*Written instruction*: Copy each line of the records that contains the word "labels".

--- start ---

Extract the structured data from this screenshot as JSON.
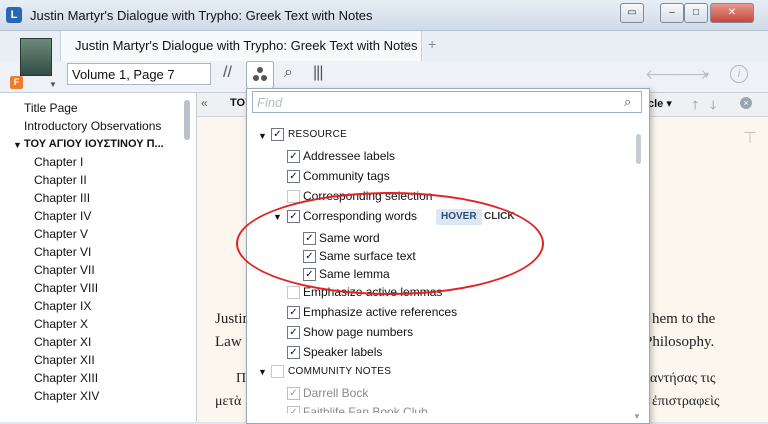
{
  "window": {
    "title": "Justin Martyr's Dialogue with Trypho: Greek Text with Notes",
    "app_icon": "logos-icon",
    "buttons": {
      "restore": "▭",
      "minimize": "–",
      "maximize": "□",
      "close": "✕"
    }
  },
  "tab": {
    "label": "Justin Martyr's Dialogue with Trypho: Greek Text with Notes",
    "close": "×",
    "add": "+",
    "badge": "F"
  },
  "toolbar": {
    "reference": "Volume 1, Page 7",
    "parallel_icon": "//",
    "search_icon": "⌕",
    "columns_icon": "|||",
    "back_icon": "🡐",
    "forward_icon": "🡒",
    "dropdown_icon": "▼",
    "info_icon": "i"
  },
  "toc": {
    "items": [
      {
        "label": "Title Page",
        "bold": false
      },
      {
        "label": "Introductory Observations",
        "bold": false
      },
      {
        "label": "ΤΟΥ ΑΓΙΟΥ ΙΟΥΣΤΙΝΟΥ Π...",
        "bold": true,
        "caret": "▼"
      },
      {
        "label": "Chapter I"
      },
      {
        "label": "Chapter II"
      },
      {
        "label": "Chapter III"
      },
      {
        "label": "Chapter IV"
      },
      {
        "label": "Chapter V"
      },
      {
        "label": "Chapter VI"
      },
      {
        "label": "Chapter VII"
      },
      {
        "label": "Chapter VIII"
      },
      {
        "label": "Chapter IX"
      },
      {
        "label": "Chapter X"
      },
      {
        "label": "Chapter XI"
      },
      {
        "label": "Chapter XII"
      },
      {
        "label": "Chapter XIII"
      },
      {
        "label": "Chapter XIV"
      }
    ]
  },
  "reader": {
    "nav_left": "«",
    "heading_left": "TOY",
    "heading_right": "cle ▾",
    "up": "🡑",
    "down": "🡓",
    "close": "×",
    "lines": [
      {
        "left": "Justin",
        "right": "hem to the"
      },
      {
        "left": "Law",
        "right": "Philosophy."
      },
      {
        "left": "Π",
        "right": "αντήσας τις"
      },
      {
        "left": "μετὰ",
        "right": "ἐπιστραφεὶς"
      }
    ]
  },
  "panel": {
    "find_placeholder": "Find",
    "options": [
      {
        "label": "RESOURCE",
        "header": true,
        "checked": true,
        "caret": "▼",
        "indent": 0
      },
      {
        "label": "Addressee labels",
        "checked": true,
        "indent": 1
      },
      {
        "label": "Community tags",
        "checked": true,
        "indent": 1
      },
      {
        "label": "Corresponding selection",
        "checked": false,
        "indent": 1
      },
      {
        "label": "Corresponding words",
        "checked": true,
        "indent": 1,
        "caret": "▼",
        "chips": [
          "HOVER",
          "CLICK"
        ]
      },
      {
        "label": "Same word",
        "checked": true,
        "indent": 2
      },
      {
        "label": "Same surface text",
        "checked": true,
        "indent": 2
      },
      {
        "label": "Same lemma",
        "checked": true,
        "indent": 2
      },
      {
        "label": "Emphasize active lemmas",
        "checked": false,
        "indent": 1
      },
      {
        "label": "Emphasize active references",
        "checked": true,
        "indent": 1
      },
      {
        "label": "Show page numbers",
        "checked": true,
        "indent": 1
      },
      {
        "label": "Speaker labels",
        "checked": true,
        "indent": 1
      },
      {
        "label": "COMMUNITY NOTES",
        "header": true,
        "checked": false,
        "caret": "▼",
        "indent": 0
      },
      {
        "label": "Darrell Bock",
        "checked": true,
        "indent": 1,
        "muted": true
      },
      {
        "label": "Faithlife Fan Book Club",
        "checked": true,
        "indent": 1,
        "muted": true
      }
    ]
  },
  "colors": {
    "annotation": "#e02424",
    "chip_hover": "#dde7f3"
  }
}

--- end ---

*Completed exercise*:
        "label": "Addressee labels",
        "label": "Speaker labels",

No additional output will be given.